• _What this task involves_: Look through the data below and return each line where "government" appears.

Excerpt from a dataset:
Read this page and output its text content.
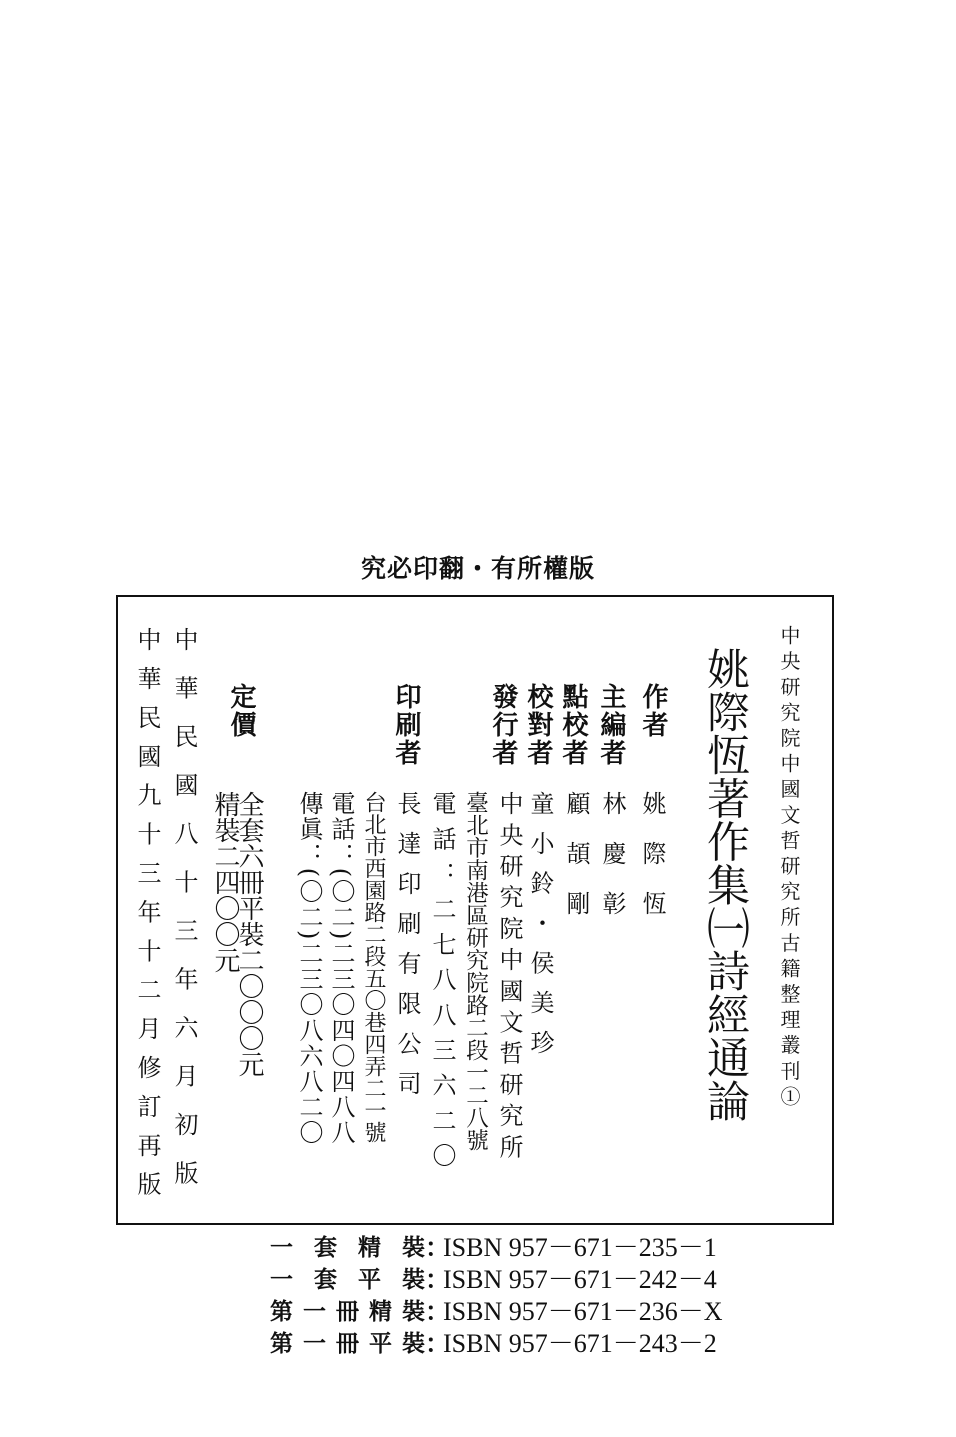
究必印翻・有所權版
中央研究院中國文哲研究所古籍整理叢刊①
姚際恆著作集㈠詩經通論
作者
姚際恆
主編者
林慶彰
點校者
顧頡剛
校對者
童小鈴・侯美珍
發行者
中央研究院中國文哲研究所
臺北市南港區研究院路二段一二八號
電話：二七八八三六二〇
印刷者
長達印刷有限公司
台北市西園路二段五〇巷四弄二一號
電話：(〇二)二三〇四〇四八八
傳眞：(〇二)二三〇八六八二〇
定價
全套六冊平裝二〇〇〇元
精裝二四〇〇元
中華民國八十三年六月初版
中華民國九十三年十二月修訂再版
一套精裝 ：
ISBN 957－671－235－1
一套平裝 ：
ISBN 957－671－242－4
第一冊精裝 ：
ISBN 957－671－236－X
第一冊平裝 ：
ISBN 957－671－243－2
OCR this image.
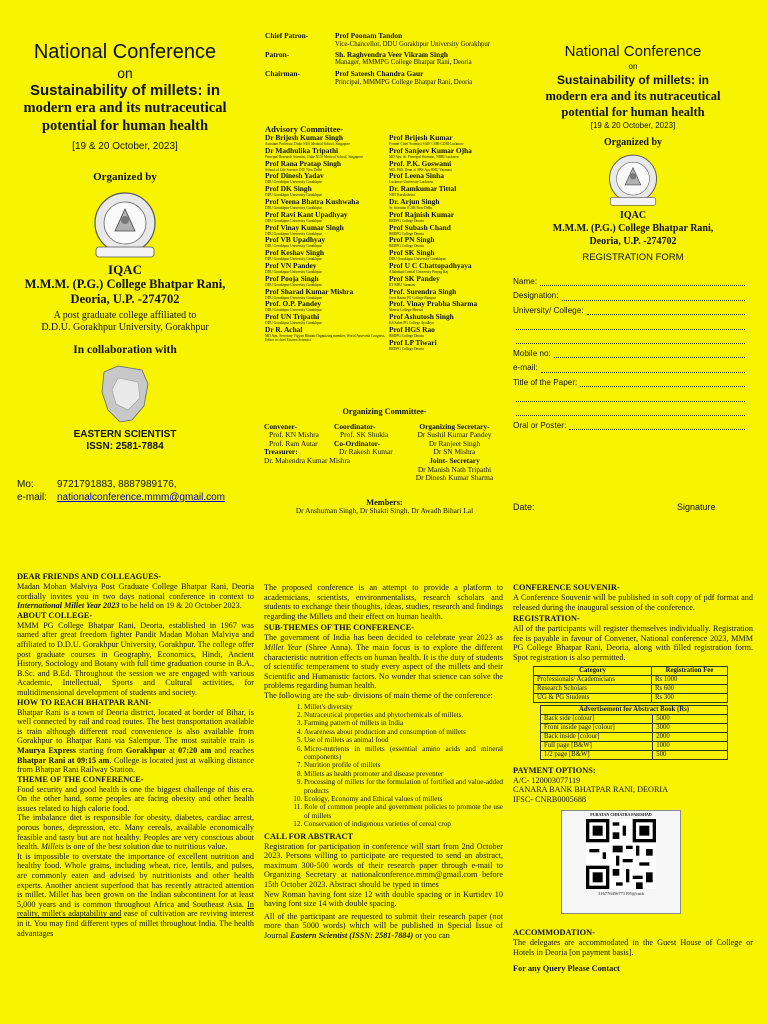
National Conference
on
Sustainability of millets: in
modern era and its nutraceutical
potential for human health
[19 & 20 October, 2023]
Organized by
IQAC
M.M.M. (P.G.) College Bhatpar Rani,
Deoria, U.P. -274702
A post graduate college affiliated to
D.D.U. Gorakhpur University, Gorakhpur
In collaboration with
EASTERN SCIENTIST
ISSN: 2581-7884
Mo: 9721791883, 8887989176,
e-mail: nationalconference.mmm@gmail.com
Chief Patron-	Prof Poonam Tandon
Vice-Chancellor, DDU Gorakhpur University Gorakhpur
Patron-	Sh. Raghvendra Veer Vikram Singh
Manager, MMMPG College Bhatpar Rani, Deoria
Chairman-	Prof Sateesh Chandra Gaur
Principal, MMMPG College Bhatpar Rani, Deoria
Advisory Committee-
Dr Brijesh Kumar Singh
Assistant Professor, Duke NUS Medical School, Singapore
Dr Madhulika Tripathi
Principal Research Scientist, Duke NUS Medical School, Singapore
Prof Rana Pratap Singh
School of Life Science JNU New Delhi
Prof Dinesh Yadav
DDU Gorakhpur University Gorakhpur
Prof DK Singh
DDU Gorakhpur University Gorakhpur
Prof Veena Bhatra Kushwaha
DDU Gorakhpur University Gorakhpur
Prof Ravi Kant Upadhyay
DDU Gorakhpur University Gorakhpur
Prof Vinay Kumar Singh
DDU Gorakhpur University Gorakhpur
Prof VB Upadhyay
DDU Gorakhpur University Gorakhpur
Prof Keshav Singh
DDU Gorakhpur University Gorakhpur
Prof VN Pandey
DDU Gorakhpur University Gorakhpur
Prof Pooja Singh
DDU Gorakhpur University Gorakhpur
Prof Sharad Kumar Mishra
DDU Gorakhpur University Gorakhpur
Prof. O.P. Pandey
DDU Gorakhpur University Gorakhpur
Prof UN Tripathi
DDU Gorakhpur University Gorakhpur
Dr R. Achal
MD Ayu, Secretary Vigyan Bharati Organizing member, World Ayurveda Congress, Editor in chief Eastern Scientist
Prof Brijesh Kumar
Former Chief Scientist SAIF CSIR-CDRI Lucknow
Prof Sanjeev Kumar Ojha
MD Ayu, Sr. Principal Scientist, NBRI Lucknow
Prof. P.K. Goswami
MD, PhD, Dean of SBS Ayu BHU Varanasi
Prof Leena Sinha
Lucknow University Lucknow
Dr. Ramkumar Tittal
NIIT Kurukshetra
Dr. Arjun Singh
Sr. Scientist ICAR New Delhi
Prof Rajnish Kumar
BRDPG College Deoria
Prof Subash Chand
BRDPG College Deoria
Prof PN Singh
BRDPG College Deoria
Prof SK Singh
DDU Gorakhpur University Gorakhpur
Prof U C Chattopadhyaya
Allahabad Central University Prayag Raj
Prof SK Pandey
IIT BHU Varanasi
Prof. Surendra Singh
Govt Razza PG College Rampur
Prof. Vinay Prabha Sharma
Meerut College Meerut
Prof Ashutosh Singh
KS Saket PG College Ayodhya
Prof HGS Rao
BRDPG College Deoria
Prof LP Tiwari
BRDPG College Deoria
Organizing Committee-
Convener-
Prof. KN Mishra
Prof. Ram Autar
Treasurer:
Dr. Mahendra Kumar Mishra
Coordinator-
Prof. SK Shukla
Co-Ordinator-
Dr Rakesh Kumar
Organizing Secretary-
Dr Sushil Kumar Pandey
Dr Ranjeet Singh
Dr SN Mishra
Joint- Secretary
Dr Manish Nath Tripathi
Dr Dinesh Kumar Sharma
Members:
Dr Anshuman Singh, Dr Shakti Singh, Dr Awadh Bihari Lal
National Conference
on
Sustainability of millets: in
modern era and its nutraceutical
potential for human health
[19 & 20 October, 2023]
Organized by
IQAC
M.M.M. (P.G.) College Bhatpar Rani,
Deoria, U.P. -274702
REGISTRATION FORM
Name:
Designation:
University/ College:
Mobile no:
e-mail:
Title of the Paper:
Oral or Poster:
Date:	Signature
DEAR FRIENDS AND COLLEAGUES-
Madan Mohan Malviya Post Graduate College Bhatpar Rani, Deoria cordially invites you in two days national conference in context to International Millet Year 2023 to be held on 19 & 20 October 2023.
ABOUT COLLEGE-
MMM PG College Bhatpar Rani, Deoria, established in 1967 was named after great freedom fighter Pandit Madan Mohan Malviya and affiliated to D.D.U. Gorakhpur University, Gorakhpur. The college offer post graduate courses in Geography, Economics, Hindi, Ancient History, Sociology and Botany with full time graduation course in B.A., B.Sc. and B.Ed. Throughout the session we are engaged with various Academic, Intellectual, Sports and Cultural activities, for multidimensional development of students and society.
HOW TO REACH BHATPAR RANI-
Bhatpar Rani is a town of Deoria district, located at border of Bihar, is well connected by rail and road routes. The best transportation available is train although different road convenience is also available from Gorakhpur to Bhatpar Rani via Salempur. The most suitable train is Maurya Express starting from Gorakhpur at 07:20 am and reaches Bhatpar Rani at 09:15 am. College is located just at walking distance from Bhatpar Rani Railway Station.
THEME OF THE CONFERENCE-
Food security and good health is one the biggest challenge of this era. On the other hand, some peoples are facing obesity and other health issues related to high calorie food.
The imbalance diet is responsible for obesity, diabetes, cardiac arrest, porous bones, depression, etc. Many cereals, available economically feasible and tasty but are not healthy. Peoples are very conscious about health. Millets is one of the best solution due to nutritious value.
It is impossible to overstate the importance of excellent nutrition and healthy food. Whole grains, including wheat, rice, lentils, and pulses, are commonly eaten and advised by nutritionists and other health experts. Another ancient superfood that has recently attracted attention is millet. Millet has been grown on the Indian subcontinent for at least 5,000 years and is common throughout Africa and Southeast Asia. In reality, millet's adaptability and ease of cultivation are reviving interest in it. You may find different types of millet throughout India. The health advantages
The proposed conference is an attempt to provide a platform to academicians, scientists, environmentalists, research scholars and students to exchange their thoughts, ideas, studies, research and findings regarding the Millets and their effect on human health.
SUB-THEMES OF THE CONFERENCE-
The government of India has been decided to celebrate year 2023 as Millet Year (Shree Anna). The main focus is to explore the different characteristic nutrition effects on human health. It is the duty of students of scientific temperament to study every aspect of the millets and their Scientific and Humanistic factors. No wonder that science can solve the problems regarding human health.
The following are the sub- divisions of main theme of the conference:
1. Millet's diversity
2. Nutraceutical properties and phytochemicals of millets.
3. Farming pattern of millets in India
4. Awareness about production and consumption of millets
5. Use of millets as animal food
6. Micro-nutrients in millets (essential amino acids and mineral components)
7. Nutrition profile of millets
8. Millets as health promoter and disease preventer
9. Processing of millets for the formulation of fortified and value-added products
10. Ecology, Economy and Ethical values of millets
11. Role of common people and government policies to promote the use of millets
12. Conservation of indigenous varieties of cereal crop
CALL FOR ABSTRACT
Registration for participation in conference will start from 2nd October 2023. Persons willing to participate are requested to send an abstract, maximum 300-500 words of their research paper through e-mail to Organizing Secretary at nationalconference.mmm@gmail.com before 15th October 2023. Abstract should be typed in times
New Roman having font size 12 with double spacing or in Kurtidev 10 having font size 14 with double spacing.
All of the participant are requested to submit their research paper (not more than 5000 words) which will be published in Special Issue of Journal Eastern Scientist (ISSN: 2581-7884) or you can
CONFERENCE SOUVENIR-
A Conference Souvenir will be published in soft copy of pdf format and released during the inaugural session of the conference.
REGISTRATION-
All of the participants will register themselves individually. Registration fee is payable in favour of Convener, National conference 2023, MMM PG College Bhatpar Rani, Deoria, along with filled registration form. Spot registration is also permitted.
Category	Registration Fee
Professionals/ Academicians	Rs 1000
Research Scholars	Rs 600
UG & PG Students	Rs 300
Advertisement for Abstract Book (Rs)	
Back side [colour]	5000
Front inside page [colour]	3000
Back inside [colour]	2000
Full page [B&W]	1000
1/2 page [B&W]	500
PAYMENT OPTIONS:
A/C- 120003077119
CANARA BANK BHATPAR RANI, DEORIA
IFSC- CNRB0005688
PURATAN CHHATRA PARISHAD
316776456771195@cnrb
ACCOMMODATION-
The delegates are accommodated in the Guest House of College or Hotels in Deoria [on payment basis].
For any Query Please Contact
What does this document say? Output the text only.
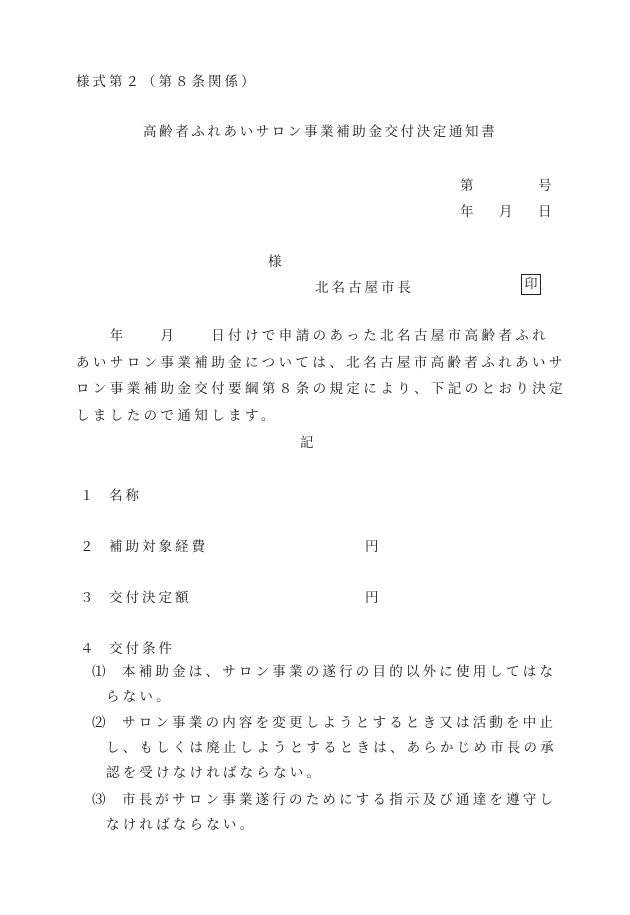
様式第２（第８条関係）
高齢者ふれあいサロン事業補助金交付決定通知書
第　　　号
年　月　日
様
北名古屋市長	印
　　年　　月　　日付けで申請のあった北名古屋市高齢者ふれ
あいサロン事業補助金については、北名古屋市高齢者ふれあいサ
ロン事業補助金交付要綱第８条の規定により、下記のとおり決定
しましたので通知します。
記
１ 名称
２ 補助対象経費	円
３ 交付決定額	円
４ 交付条件
⑴ 本補助金は、サロン事業の遂行の目的以外に使用してはな
らない。
⑵ サロン事業の内容を変更しようとするとき又は活動を中止
し、もしくは廃止しようとするときは、あらかじめ市長の承
認を受けなければならない。
⑶ 市長がサロン事業遂行のためにする指示及び通達を遵守し
なければならない。
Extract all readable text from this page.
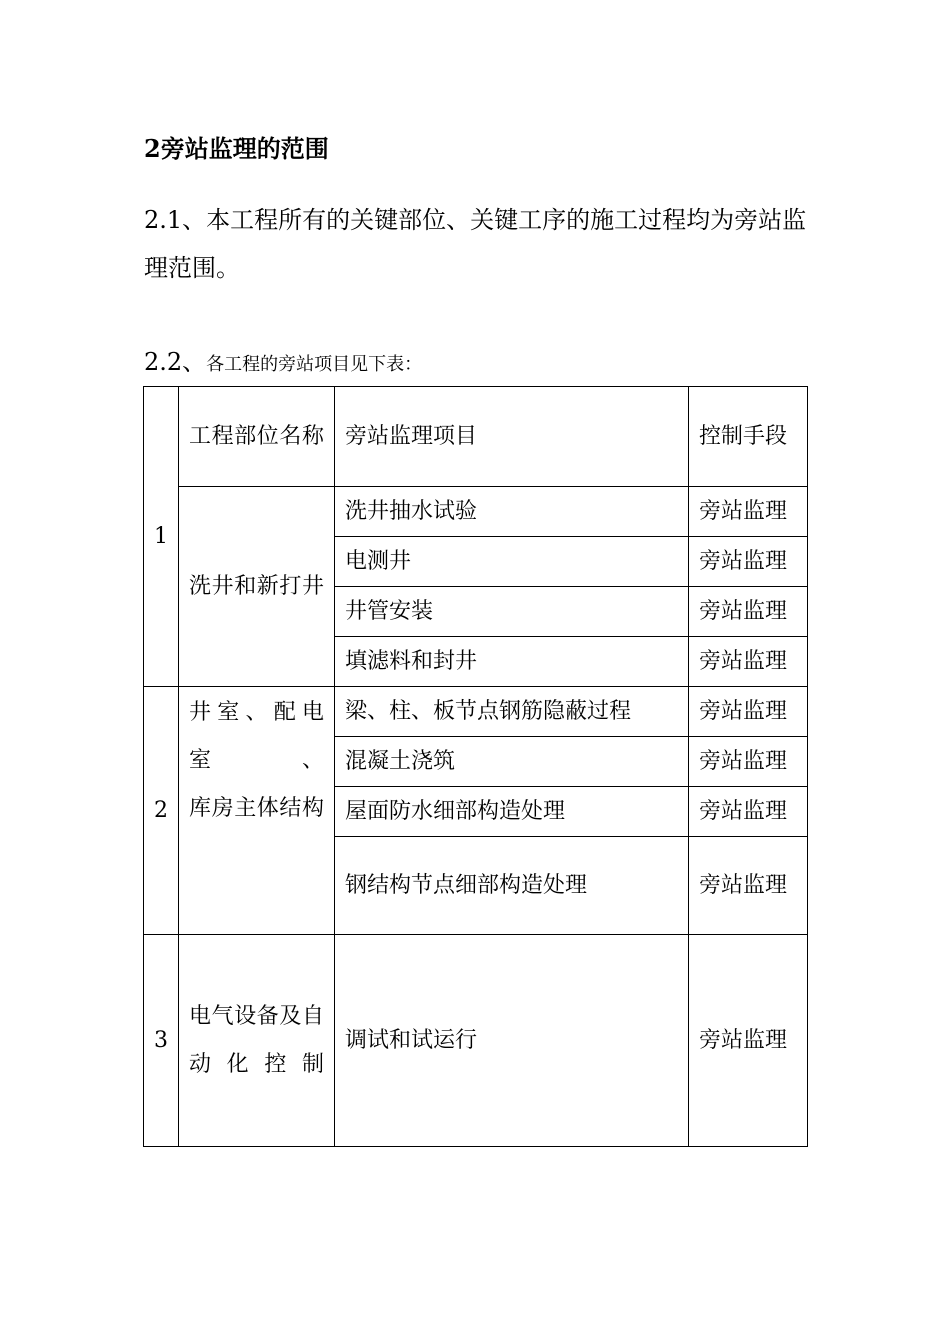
2旁站监理的范围
2.1、本工程所有的关键部位、关键工序的施工过程均为旁站监理范围。
2.2、各工程的旁站项目见下表：
1	工程部位名称	旁站监理项目	控制手段
	洗井和新打井	洗井抽水试验	旁站监理
		电测井	旁站监理
		井管安装	旁站监理
		填滤料和封井	旁站监理
2	井室、配电室、
库房主体结构	梁、柱、板节点钢筋隐蔽过程	旁站监理
		混凝土浇筑	旁站监理
		屋面防水细部构造处理	旁站监理
		钢结构节点细部构造处理	旁站监理
3	电气设备及自动化控制	调试和试运行	旁站监理
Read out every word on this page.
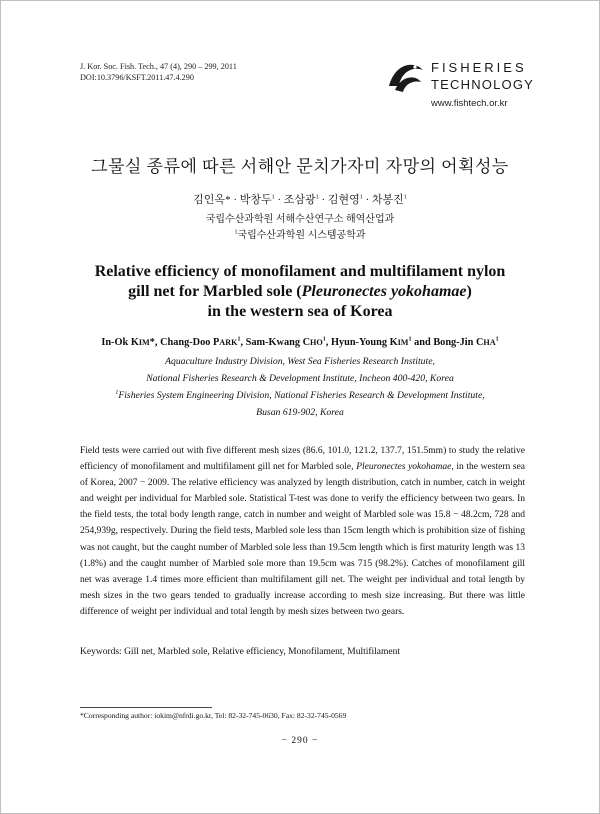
J. Kor. Soc. Fish. Tech., 47 (4), 290 – 299, 2011
DOI:10.3796/KSFT.2011.47.4.290
FISHERIES
TECHNOLOGY
www.fishtech.or.kr
그물실 종류에 따른 서해안 문치가자미 자망의 어획성능
김인옥* · 박창두$^1$ · 조삼광$^1$ · 김현영$^1$ · 차봉진$^1$
국립수산과학원 서해수산연구소 해역산업과
$^1$국립수산과학원 시스템공학과
Relative efficiency of monofilament and multifilament nylon
gill net for Marbled sole (Pleuronectes yokohamae)
in the western sea of Korea
In-Ok KIM*, Chang-Doo PARK$^1$, Sam-Kwang CHO$^1$, Hyun-Young KIM$^1$ and Bong-Jin CHA$^1$
Aquaculture Industry Division, West Sea Fisheries Research Institute,
National Fisheries Research & Development Institute, Incheon 400-420, Korea
$^1$Fisheries System Engineering Division, National Fisheries Research & Development Institute,
Busan 619-902, Korea
Field tests were carried out with five different mesh sizes (86.6, 101.0, 121.2, 137.7, 151.5mm) to study the relative efficiency of monofilament and multifilament gill net for Marbled sole, Pleuronectes yokohamae, in the western sea of Korea, 2007 − 2009. The relative efficiency was analyzed by length distribution, catch in number, catch in weight and weight per individual for Marbled sole. Statistical T-test was done to verify the efficiency between two gears. In the field tests, the total body length range, catch in number and weight of Marbled sole was 15.8 − 48.2cm, 728 and 254,939g, respectively. During the field tests, Marbled sole less than 15cm length which is prohibition size of fishing was not caught, but the caught number of Marbled sole less than 19.5cm length which is first maturity length was 13 (1.8%) and the caught number of Marbled sole more than 19.5cm was 715 (98.2%). Catches of monofilament gill net was average 1.4 times more efficient than multifilament gill net. The weight per individual and total length by mesh sizes in the two gears tended to gradually increase according to mesh size increasing. But there was little difference of weight per individual and total length by mesh sizes between two gears.
Keywords: Gill net, Marbled sole, Relative efficiency, Monofilament, Multifilament
*Corresponding author: iokim@nfrdi.go.kr, Tel: 82-32-745-0630, Fax: 82-32-745-0569
− 290 −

• _The reply_:
The government of India has been decided to celebrate year 2023 as Millet Year (Shree Anna). The main focus is to explore the different characteristic nutrition effects on human health. It is the duty of students of scientific temperament to study every aspect of the millets and their Scientific and Humanistic factors. No wonder that science can solve the problems regarding human health.
11. Role of common people and government policies to promote the use of millets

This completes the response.